_Problem to solve_
Lines containing the word "etage" should be extracted in full.

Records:

•••

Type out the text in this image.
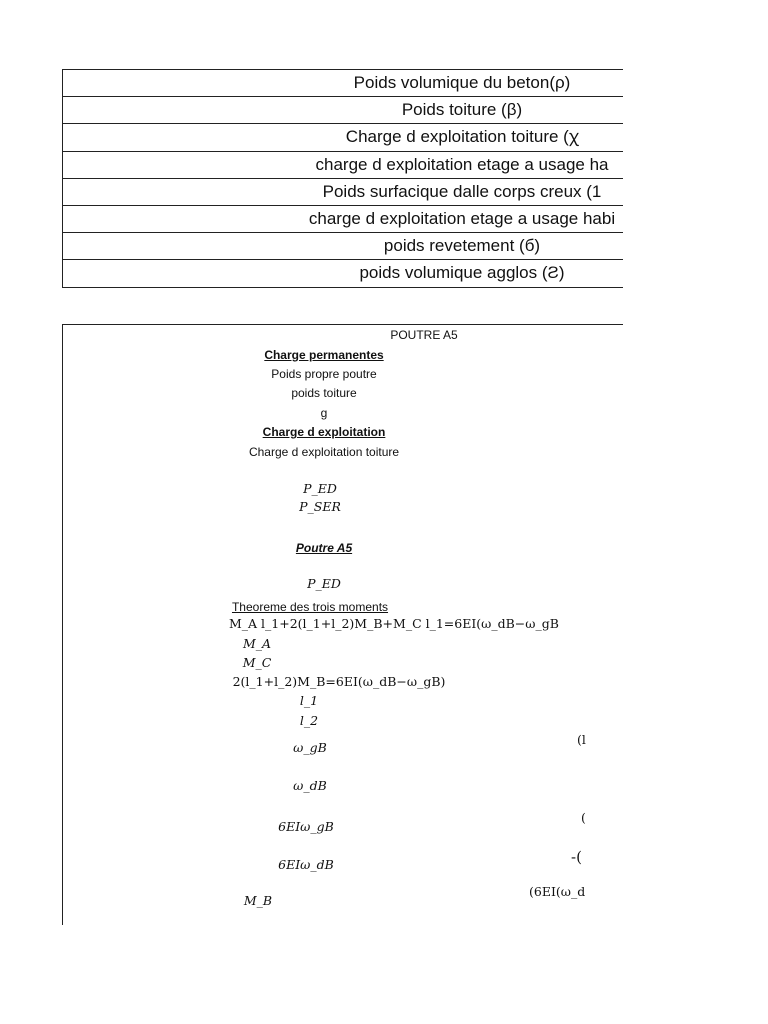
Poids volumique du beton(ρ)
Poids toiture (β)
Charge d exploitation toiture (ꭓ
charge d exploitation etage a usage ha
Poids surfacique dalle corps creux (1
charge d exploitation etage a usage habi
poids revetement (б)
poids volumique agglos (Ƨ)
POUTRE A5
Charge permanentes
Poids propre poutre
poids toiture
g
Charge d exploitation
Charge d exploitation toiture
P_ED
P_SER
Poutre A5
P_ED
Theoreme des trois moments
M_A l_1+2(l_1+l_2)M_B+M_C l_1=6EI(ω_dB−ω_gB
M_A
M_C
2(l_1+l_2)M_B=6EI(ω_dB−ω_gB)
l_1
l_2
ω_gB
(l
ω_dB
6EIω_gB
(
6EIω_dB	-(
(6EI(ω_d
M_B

•••

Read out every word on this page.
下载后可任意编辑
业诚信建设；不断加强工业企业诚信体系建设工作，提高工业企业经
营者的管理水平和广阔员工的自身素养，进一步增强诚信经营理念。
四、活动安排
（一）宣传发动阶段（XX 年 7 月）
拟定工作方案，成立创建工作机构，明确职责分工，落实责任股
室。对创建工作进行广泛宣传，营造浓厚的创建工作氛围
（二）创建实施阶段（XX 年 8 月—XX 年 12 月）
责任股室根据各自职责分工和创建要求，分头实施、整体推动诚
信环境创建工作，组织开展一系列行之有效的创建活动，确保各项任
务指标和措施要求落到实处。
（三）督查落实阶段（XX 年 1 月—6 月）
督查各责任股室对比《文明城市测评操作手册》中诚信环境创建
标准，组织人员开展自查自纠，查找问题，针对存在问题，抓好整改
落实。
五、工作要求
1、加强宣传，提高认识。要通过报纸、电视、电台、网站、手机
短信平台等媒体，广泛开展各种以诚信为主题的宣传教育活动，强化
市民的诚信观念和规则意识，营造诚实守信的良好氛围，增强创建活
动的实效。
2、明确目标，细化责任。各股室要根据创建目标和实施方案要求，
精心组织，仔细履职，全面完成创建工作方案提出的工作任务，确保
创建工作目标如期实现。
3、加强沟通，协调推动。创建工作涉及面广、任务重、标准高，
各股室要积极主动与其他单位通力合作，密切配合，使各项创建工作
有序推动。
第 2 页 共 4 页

•••

_Task output_
charge d exploitation etage a usage ha
charge d exploitation etage a usage habi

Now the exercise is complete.